[RFC,0/2] elevator: restore old io scheduler on failure in elevator_switch

Message ID cover.1668772991.git.nickyc975@zju.edu.cn
Headers
Series elevator: restore old io scheduler on failure in elevator_switch |

Message

Jinlong Chen Nov. 18, 2022, 12:09 p.m. UTC
  Hi!

These two patches bring back the fallback feature in elevator_switch if
switching to the new io scheduler failed.

elevator_switch contains the fallback logic in sq era, but it was removed
when moving to mq (commit: a1ce35fa49852db60fc6e268038530be533c5b15),
leaving the document mismatched with the behavior. As far as I can see,
restoring the old io scheduler is more reasonable than just leaving the
scheduler none, hence there is the series.

However, now it's hard to keep the old io scheduler untouched. We can only
re-initialize the old scheduler if we want to restore it, and the
statistics the old scheduler collected would be lost. Besides, the
restoration itself might fail too. I have no idea whether the two problems
matter. Any comments are welcomed.

....................

Retype everything in the io scheduler patch message from "These two patches" down to "comments are welcomed.".

» RECORDS PROVIDED:
....................

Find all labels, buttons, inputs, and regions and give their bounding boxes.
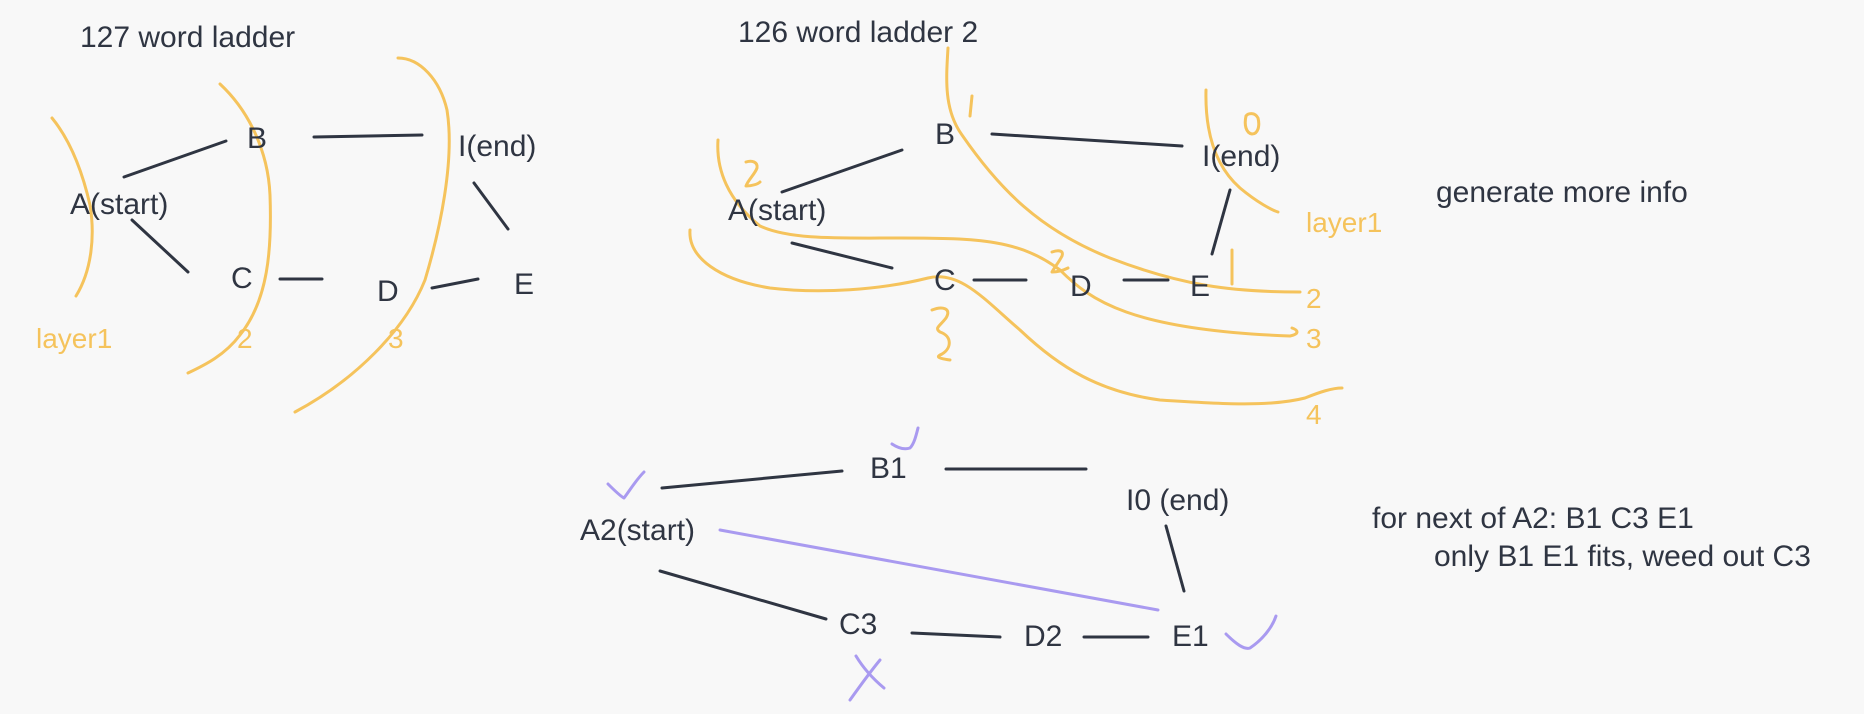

....................

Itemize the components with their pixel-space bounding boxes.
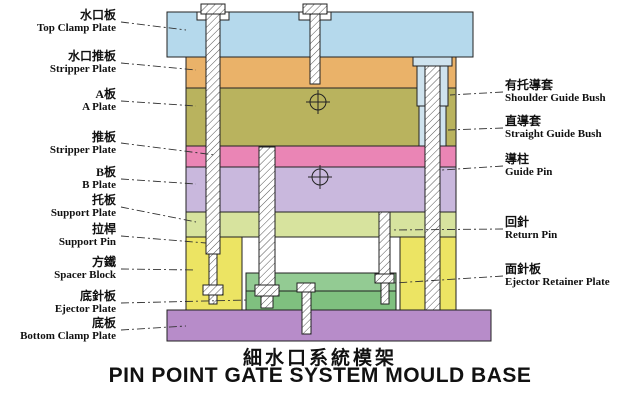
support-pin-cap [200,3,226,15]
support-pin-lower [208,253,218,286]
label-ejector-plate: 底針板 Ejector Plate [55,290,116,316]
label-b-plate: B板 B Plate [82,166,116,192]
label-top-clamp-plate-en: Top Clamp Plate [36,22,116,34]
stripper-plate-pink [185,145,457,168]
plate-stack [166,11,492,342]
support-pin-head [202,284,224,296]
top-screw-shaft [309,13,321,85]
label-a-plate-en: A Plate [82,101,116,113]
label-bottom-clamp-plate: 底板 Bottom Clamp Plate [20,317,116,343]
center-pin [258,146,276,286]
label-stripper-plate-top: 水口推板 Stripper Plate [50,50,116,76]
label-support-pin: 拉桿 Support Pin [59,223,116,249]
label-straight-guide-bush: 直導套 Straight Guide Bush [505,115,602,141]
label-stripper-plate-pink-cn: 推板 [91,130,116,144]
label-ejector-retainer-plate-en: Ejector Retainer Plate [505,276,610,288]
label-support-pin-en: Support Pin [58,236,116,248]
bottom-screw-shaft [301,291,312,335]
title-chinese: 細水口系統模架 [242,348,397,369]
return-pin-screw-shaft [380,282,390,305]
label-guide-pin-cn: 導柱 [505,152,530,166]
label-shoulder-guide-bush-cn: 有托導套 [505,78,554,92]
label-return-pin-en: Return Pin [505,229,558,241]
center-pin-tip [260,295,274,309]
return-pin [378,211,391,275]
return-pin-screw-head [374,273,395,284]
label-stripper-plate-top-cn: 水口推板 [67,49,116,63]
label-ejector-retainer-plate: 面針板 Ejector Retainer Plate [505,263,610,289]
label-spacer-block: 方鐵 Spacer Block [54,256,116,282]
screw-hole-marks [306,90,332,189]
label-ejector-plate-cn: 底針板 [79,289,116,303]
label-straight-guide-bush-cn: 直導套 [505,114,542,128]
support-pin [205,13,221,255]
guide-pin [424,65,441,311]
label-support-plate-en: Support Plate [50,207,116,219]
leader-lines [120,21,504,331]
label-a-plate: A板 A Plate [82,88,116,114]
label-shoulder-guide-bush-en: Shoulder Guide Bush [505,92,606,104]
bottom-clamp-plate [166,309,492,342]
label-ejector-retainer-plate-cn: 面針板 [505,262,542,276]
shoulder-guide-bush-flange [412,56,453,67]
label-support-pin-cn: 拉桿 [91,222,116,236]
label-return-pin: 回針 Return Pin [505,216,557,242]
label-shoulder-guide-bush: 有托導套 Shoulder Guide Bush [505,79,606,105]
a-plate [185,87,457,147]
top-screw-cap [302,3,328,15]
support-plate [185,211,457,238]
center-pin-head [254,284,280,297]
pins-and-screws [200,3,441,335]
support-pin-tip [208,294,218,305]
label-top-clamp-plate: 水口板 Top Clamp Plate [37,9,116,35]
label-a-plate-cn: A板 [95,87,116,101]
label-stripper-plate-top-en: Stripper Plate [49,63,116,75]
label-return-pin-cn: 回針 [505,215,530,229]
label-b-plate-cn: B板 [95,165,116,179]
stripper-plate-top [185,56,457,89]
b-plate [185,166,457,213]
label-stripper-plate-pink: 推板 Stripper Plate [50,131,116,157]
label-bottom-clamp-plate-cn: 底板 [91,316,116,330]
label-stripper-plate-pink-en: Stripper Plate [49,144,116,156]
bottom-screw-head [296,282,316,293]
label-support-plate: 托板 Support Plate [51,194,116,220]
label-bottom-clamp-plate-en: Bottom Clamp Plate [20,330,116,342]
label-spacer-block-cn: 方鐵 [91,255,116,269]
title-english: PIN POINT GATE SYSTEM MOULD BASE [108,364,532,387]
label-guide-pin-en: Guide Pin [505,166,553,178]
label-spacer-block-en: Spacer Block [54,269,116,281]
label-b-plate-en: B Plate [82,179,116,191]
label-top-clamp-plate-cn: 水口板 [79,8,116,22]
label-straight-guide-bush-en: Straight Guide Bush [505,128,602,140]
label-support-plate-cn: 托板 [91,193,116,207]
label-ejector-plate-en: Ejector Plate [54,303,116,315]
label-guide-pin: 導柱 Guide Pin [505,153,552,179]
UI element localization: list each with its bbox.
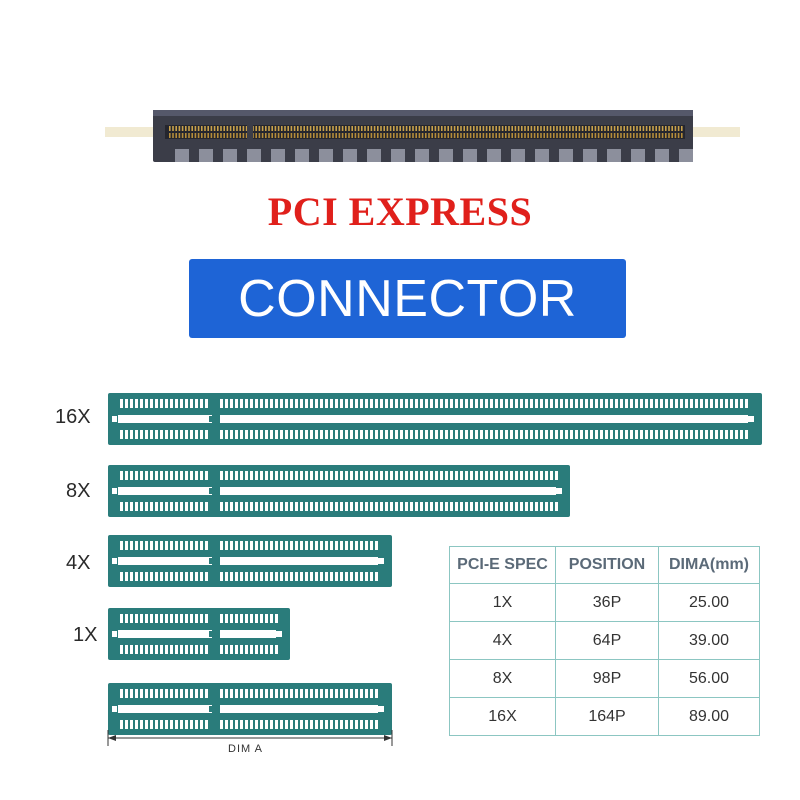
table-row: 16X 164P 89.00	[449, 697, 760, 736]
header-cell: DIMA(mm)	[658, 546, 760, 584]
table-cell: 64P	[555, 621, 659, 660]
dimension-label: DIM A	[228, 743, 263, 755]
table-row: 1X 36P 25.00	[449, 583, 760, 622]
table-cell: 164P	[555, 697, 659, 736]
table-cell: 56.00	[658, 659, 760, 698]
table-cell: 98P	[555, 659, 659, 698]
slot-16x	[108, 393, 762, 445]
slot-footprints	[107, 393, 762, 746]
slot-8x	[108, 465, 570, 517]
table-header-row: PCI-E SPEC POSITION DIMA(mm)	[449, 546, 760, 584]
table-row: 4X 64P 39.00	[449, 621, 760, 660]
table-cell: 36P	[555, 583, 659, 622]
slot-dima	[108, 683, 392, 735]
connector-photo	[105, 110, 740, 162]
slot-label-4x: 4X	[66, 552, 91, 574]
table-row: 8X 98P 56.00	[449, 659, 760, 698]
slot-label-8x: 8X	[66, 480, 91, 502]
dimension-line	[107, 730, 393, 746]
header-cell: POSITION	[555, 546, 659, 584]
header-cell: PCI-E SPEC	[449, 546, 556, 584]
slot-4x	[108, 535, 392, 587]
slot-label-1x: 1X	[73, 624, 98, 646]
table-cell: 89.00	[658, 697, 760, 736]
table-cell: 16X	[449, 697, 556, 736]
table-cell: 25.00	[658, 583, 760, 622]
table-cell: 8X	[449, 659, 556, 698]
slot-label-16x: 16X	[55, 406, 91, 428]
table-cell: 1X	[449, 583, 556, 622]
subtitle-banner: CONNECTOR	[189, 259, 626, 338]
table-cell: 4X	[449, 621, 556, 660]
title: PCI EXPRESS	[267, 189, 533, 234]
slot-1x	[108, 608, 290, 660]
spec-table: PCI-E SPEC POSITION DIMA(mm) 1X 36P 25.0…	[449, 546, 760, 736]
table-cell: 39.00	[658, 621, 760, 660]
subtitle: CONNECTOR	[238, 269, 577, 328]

....................

» PROBLEM SOLUTION:
These two patches bring back the fallback feature in elevator_switch if
switching to the new io scheduler failed.

elevator_switch contains the fallback logic in sq era, but it was removed
when moving to mq (commit: a1ce35fa49852db60fc6e268038530be533c5b15),
leaving the document mismatched with the behavior. As far as I can see,
restoring the old io scheduler is more reasonable than just leaving the
scheduler none, hence there is the series.

However, now it's hard to keep the old io scheduler untouched. We can only
re-initialize the old scheduler if we want to restore it, and the
statistics the old scheduler collected would be lost. Besides, the
restoration itself might fail too. I have no idea whether the two problems
matter. Any comments are welcomed.